## Task description
Copy the listing below in full and skip every picture.

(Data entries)
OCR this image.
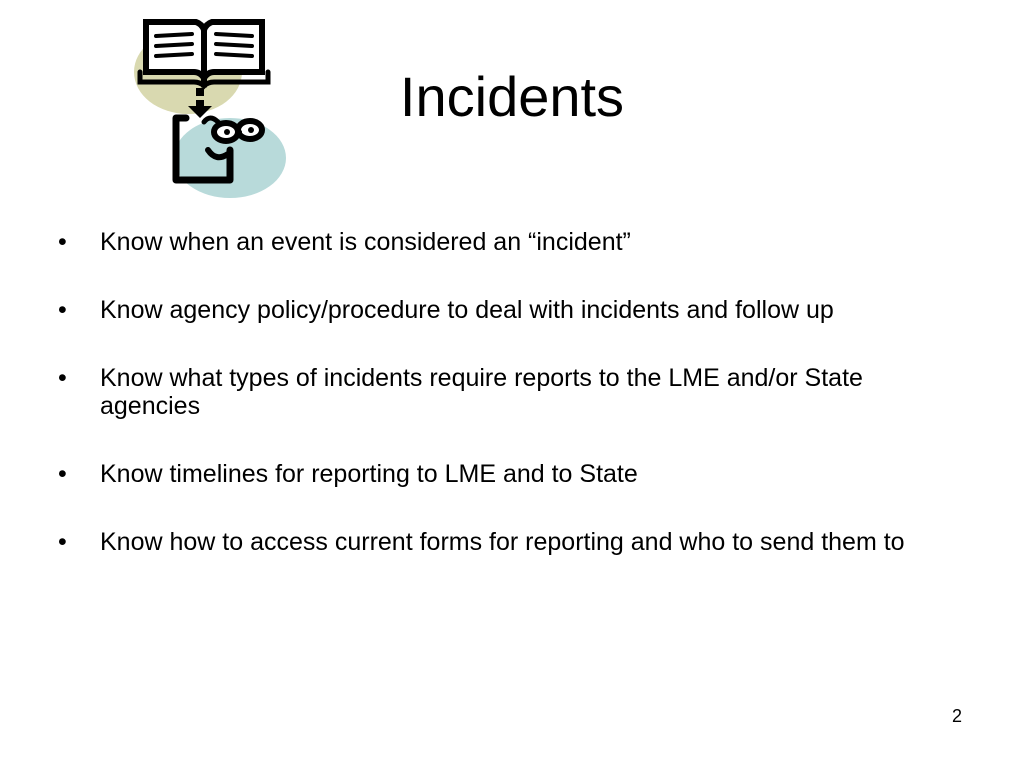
Incidents
•	Know when an event is considered an “incident”
•	Know agency policy/procedure to deal with incidents and follow up
•	Know what types of incidents require reports to the LME and/or State agencies
•	Know timelines for reporting to LME and to State
•	Know how to access current forms for reporting and who to send them to
2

## Response
OCR this image.
Incidents
•	Know when an event is considered an “incident”
•	Know agency policy/procedure to deal with incidents and follow up
•	Know what types of incidents require reports to the LME and/or State agencies
•	Know timelines for reporting to LME and to State
•	Know how to access current forms for reporting and who to send them to
2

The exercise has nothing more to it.